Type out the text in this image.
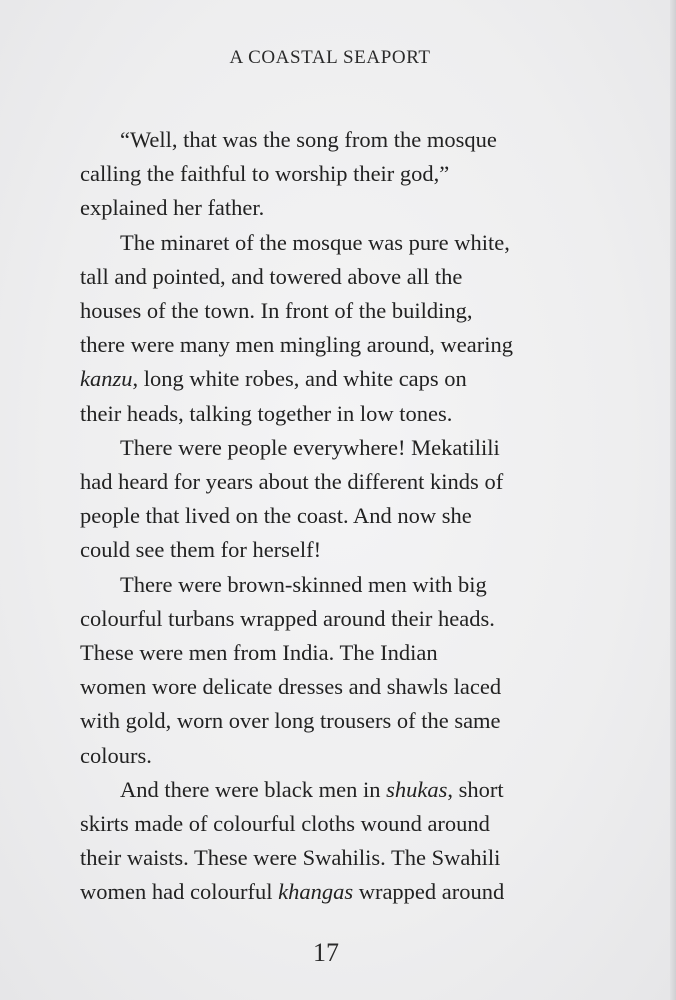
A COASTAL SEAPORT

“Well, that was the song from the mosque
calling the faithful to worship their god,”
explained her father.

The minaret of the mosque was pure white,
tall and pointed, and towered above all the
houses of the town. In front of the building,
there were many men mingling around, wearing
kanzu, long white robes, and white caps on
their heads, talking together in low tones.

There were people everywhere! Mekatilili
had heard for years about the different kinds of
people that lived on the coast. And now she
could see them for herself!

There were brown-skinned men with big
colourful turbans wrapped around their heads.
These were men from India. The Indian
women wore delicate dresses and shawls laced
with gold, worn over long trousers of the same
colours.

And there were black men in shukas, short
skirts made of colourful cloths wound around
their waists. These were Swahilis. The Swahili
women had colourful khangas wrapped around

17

_PROMPT_: Copy the listing word for word, excluding its pictures.

_RESULT_:
Type out the text in this image.
A COASTAL SEAPORT

“Well, that was the song from the mosque
calling the faithful to worship their god,”
explained her father.

The minaret of the mosque was pure white,
tall and pointed, and towered above all the
houses of the town. In front of the building,
there were many men mingling around, wearing
kanzu, long white robes, and white caps on
their heads, talking together in low tones.

There were people everywhere! Mekatilili
had heard for years about the different kinds of
people that lived on the coast. And now she
could see them for herself!

There were brown-skinned men with big
colourful turbans wrapped around their heads.
These were men from India. The Indian
women wore delicate dresses and shawls laced
with gold, worn over long trousers of the same
colours.

And there were black men in shukas, short
skirts made of colourful cloths wound around
their waists. These were Swahilis. The Swahili
women had colourful khangas wrapped around

17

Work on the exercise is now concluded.